MATERIAL:
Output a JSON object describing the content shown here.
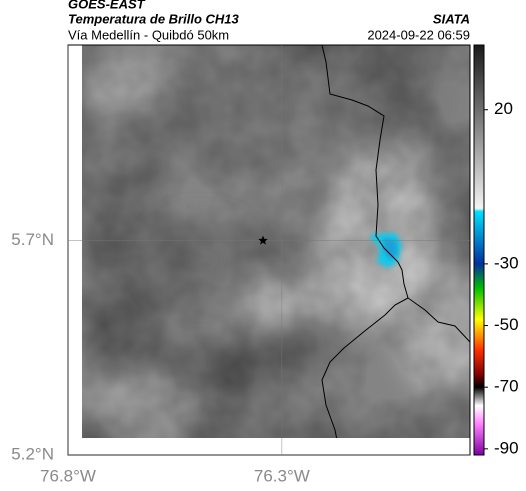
{
  "header": {
    "source": "GOES-EAST",
    "title": "Temperatura de Brillo CH13",
    "subtitle": "Vía Medellín - Quibdó 50km",
    "org": "SIATA",
    "datetime": "2024-09-22 06:59"
  },
  "map": {
    "xlim": [
      -76.8,
      -75.86
    ],
    "ylim": [
      5.2,
      6.156
    ],
    "xticks": [
      {
        "value": -76.8,
        "label": "76.8°W"
      },
      {
        "value": -76.3,
        "label": "76.3°W"
      }
    ],
    "yticks": [
      {
        "value": 5.7,
        "label": "5.7°N"
      },
      {
        "value": 5.2,
        "label": "5.2°N"
      }
    ],
    "grid": true,
    "marker": {
      "lon": -76.344,
      "lat": 5.7
    }
  },
  "colorbar": {
    "clim": [
      -92,
      41
    ],
    "ticks": [
      20,
      -30,
      -50,
      -70,
      -90
    ],
    "colormap": [
      {
        "value": 41,
        "color": "#1a1a1a"
      },
      {
        "value": 20,
        "color": "#6e6e6e"
      },
      {
        "value": -12,
        "color": "#f4f4f4"
      },
      {
        "value": -13,
        "color": "#00e0ff"
      },
      {
        "value": -30,
        "color": "#0030a0"
      },
      {
        "value": -38,
        "color": "#00c000"
      },
      {
        "value": -48,
        "color": "#ffff00"
      },
      {
        "value": -58,
        "color": "#ff3000"
      },
      {
        "value": -66,
        "color": "#800000"
      },
      {
        "value": -70,
        "color": "#000000"
      },
      {
        "value": -76,
        "color": "#ffffff"
      },
      {
        "value": -82,
        "color": "#ff80ff"
      },
      {
        "value": -92,
        "color": "#8000a0"
      }
    ]
  }
}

OBJECTIVE: Go through the listing above and return every line where the word "label" occurs.

FINAL RESULT:
        "label": "76.8°W"
        "label": "76.3°W"
        "label": "5.7°N"
        "label": "5.2°N"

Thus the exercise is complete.